* _Dataset rows_:
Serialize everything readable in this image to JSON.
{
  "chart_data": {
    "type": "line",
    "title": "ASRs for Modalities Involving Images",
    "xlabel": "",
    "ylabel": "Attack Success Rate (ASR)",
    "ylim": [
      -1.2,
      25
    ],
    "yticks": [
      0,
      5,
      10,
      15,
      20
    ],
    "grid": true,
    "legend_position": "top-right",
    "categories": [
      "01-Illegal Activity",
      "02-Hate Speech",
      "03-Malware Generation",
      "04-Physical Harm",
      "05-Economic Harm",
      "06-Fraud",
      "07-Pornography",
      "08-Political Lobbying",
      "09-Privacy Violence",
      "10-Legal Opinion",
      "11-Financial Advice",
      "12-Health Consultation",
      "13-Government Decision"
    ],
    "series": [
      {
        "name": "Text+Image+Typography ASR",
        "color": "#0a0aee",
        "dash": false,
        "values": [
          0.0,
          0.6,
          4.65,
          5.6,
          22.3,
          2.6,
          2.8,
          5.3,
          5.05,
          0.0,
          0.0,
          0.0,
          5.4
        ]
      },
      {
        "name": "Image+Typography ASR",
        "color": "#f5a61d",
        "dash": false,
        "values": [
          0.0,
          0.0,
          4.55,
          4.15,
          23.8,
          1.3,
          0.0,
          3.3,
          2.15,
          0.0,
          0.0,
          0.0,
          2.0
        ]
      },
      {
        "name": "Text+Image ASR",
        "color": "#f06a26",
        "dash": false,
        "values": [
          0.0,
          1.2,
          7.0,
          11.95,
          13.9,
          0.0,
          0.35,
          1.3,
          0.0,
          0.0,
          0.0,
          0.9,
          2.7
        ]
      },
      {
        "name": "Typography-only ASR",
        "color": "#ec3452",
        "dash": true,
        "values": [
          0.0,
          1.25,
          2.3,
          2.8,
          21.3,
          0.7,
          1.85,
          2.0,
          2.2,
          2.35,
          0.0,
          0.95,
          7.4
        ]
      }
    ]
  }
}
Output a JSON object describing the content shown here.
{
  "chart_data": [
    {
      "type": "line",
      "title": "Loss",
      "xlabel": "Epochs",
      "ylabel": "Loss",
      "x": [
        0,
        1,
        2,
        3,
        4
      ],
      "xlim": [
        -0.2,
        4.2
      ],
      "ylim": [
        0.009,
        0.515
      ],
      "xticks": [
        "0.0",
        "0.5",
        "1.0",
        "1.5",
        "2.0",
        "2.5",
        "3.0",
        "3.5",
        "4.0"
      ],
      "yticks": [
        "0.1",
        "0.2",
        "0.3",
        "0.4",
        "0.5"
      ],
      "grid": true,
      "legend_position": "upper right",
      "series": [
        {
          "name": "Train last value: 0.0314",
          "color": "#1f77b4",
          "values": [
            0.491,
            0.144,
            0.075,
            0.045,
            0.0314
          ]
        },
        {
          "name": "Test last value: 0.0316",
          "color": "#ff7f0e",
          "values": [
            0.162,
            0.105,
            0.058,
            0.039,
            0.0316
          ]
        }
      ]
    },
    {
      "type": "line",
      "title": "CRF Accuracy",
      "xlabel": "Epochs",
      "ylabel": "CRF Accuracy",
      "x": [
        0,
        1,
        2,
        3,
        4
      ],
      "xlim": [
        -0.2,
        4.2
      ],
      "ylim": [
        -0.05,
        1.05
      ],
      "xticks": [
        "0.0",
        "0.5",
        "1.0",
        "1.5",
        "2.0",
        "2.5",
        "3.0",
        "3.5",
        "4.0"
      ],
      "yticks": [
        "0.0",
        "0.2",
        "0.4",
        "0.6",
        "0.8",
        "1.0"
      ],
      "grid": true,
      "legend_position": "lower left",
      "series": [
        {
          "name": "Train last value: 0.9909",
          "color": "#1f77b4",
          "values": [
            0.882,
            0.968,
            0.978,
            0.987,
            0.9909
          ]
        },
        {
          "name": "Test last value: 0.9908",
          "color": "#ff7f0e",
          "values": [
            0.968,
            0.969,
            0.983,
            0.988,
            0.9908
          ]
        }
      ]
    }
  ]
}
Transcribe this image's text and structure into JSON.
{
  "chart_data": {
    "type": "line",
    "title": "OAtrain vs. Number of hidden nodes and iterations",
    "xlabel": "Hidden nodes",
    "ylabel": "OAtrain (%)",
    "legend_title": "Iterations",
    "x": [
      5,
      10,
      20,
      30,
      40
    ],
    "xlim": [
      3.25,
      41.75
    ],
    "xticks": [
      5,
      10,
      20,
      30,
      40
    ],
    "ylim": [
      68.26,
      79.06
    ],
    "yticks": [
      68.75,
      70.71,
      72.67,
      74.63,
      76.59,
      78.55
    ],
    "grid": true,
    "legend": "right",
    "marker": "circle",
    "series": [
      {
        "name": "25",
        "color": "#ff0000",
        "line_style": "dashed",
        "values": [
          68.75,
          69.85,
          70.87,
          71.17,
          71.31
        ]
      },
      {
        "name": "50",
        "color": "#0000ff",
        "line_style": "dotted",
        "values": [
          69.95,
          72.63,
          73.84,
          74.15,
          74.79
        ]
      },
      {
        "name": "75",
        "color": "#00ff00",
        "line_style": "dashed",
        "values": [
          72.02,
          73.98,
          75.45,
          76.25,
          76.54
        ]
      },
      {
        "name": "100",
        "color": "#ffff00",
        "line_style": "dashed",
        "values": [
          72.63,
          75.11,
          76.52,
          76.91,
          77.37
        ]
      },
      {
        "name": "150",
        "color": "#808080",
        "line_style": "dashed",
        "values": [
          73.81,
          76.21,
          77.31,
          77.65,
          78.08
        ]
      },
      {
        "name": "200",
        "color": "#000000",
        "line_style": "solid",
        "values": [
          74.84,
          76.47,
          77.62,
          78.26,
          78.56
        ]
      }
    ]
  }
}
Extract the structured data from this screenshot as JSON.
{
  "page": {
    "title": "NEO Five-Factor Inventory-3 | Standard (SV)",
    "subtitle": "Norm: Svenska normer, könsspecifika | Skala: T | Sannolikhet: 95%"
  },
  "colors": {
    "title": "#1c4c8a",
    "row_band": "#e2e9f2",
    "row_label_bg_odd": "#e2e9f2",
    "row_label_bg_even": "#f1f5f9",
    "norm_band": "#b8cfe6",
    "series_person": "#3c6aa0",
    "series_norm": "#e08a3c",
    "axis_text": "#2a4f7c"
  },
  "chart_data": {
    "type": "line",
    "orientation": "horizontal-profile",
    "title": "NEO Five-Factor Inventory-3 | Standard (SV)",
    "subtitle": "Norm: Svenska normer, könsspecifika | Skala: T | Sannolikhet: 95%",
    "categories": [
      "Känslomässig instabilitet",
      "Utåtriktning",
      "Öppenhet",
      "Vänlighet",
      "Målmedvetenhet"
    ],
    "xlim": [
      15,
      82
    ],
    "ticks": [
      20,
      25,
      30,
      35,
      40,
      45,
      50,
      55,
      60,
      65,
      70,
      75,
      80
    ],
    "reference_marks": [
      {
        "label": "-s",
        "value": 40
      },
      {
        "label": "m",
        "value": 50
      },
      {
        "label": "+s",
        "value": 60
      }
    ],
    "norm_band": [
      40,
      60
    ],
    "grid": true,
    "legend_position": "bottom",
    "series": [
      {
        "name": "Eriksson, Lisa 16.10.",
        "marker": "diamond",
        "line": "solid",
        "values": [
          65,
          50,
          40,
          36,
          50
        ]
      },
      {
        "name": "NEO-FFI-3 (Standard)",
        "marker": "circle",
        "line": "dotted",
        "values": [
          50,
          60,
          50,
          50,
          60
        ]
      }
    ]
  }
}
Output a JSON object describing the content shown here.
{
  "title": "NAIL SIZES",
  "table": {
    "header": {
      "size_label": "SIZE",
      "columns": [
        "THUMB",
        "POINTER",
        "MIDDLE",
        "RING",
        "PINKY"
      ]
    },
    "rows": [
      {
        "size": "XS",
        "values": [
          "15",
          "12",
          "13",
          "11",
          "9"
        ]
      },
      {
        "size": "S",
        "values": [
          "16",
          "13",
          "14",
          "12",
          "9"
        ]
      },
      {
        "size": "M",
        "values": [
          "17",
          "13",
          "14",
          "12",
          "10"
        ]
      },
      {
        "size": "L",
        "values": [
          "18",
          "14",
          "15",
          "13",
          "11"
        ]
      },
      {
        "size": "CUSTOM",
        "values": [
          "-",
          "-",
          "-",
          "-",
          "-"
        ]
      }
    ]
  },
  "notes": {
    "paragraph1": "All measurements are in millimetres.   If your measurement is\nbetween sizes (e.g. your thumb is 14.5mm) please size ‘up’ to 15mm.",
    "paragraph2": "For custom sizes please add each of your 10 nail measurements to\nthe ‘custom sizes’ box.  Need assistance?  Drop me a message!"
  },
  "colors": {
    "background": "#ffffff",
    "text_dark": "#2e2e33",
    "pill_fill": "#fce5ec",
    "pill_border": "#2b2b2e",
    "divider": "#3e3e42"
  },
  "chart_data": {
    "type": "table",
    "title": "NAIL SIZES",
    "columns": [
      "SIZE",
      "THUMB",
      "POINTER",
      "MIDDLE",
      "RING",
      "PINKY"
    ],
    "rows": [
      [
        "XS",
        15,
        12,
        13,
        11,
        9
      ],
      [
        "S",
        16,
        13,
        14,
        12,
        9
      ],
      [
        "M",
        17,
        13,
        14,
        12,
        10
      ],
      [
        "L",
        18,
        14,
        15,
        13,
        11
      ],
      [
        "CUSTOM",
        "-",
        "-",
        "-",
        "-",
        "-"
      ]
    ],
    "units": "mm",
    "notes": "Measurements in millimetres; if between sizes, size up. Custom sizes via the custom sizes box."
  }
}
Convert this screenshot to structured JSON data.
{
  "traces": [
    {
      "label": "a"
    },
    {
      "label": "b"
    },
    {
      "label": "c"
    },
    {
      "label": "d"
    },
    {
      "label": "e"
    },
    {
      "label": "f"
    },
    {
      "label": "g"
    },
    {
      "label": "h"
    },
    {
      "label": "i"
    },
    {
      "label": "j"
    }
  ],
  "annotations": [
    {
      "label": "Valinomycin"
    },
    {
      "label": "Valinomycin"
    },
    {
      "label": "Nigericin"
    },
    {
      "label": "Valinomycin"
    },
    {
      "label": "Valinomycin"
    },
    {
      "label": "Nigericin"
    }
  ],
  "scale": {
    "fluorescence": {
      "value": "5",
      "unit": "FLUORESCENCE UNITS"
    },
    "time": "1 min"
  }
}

* _Work to be completed_:
List each line of the entries that holds the string "this".

* _The completed task_:
Serialize everything readable in this image to JSON.
Transcribe this image's text and structure into JSON.
Extract the structured data from this screenshot as JSON.
Convert this screenshot to structured JSON data.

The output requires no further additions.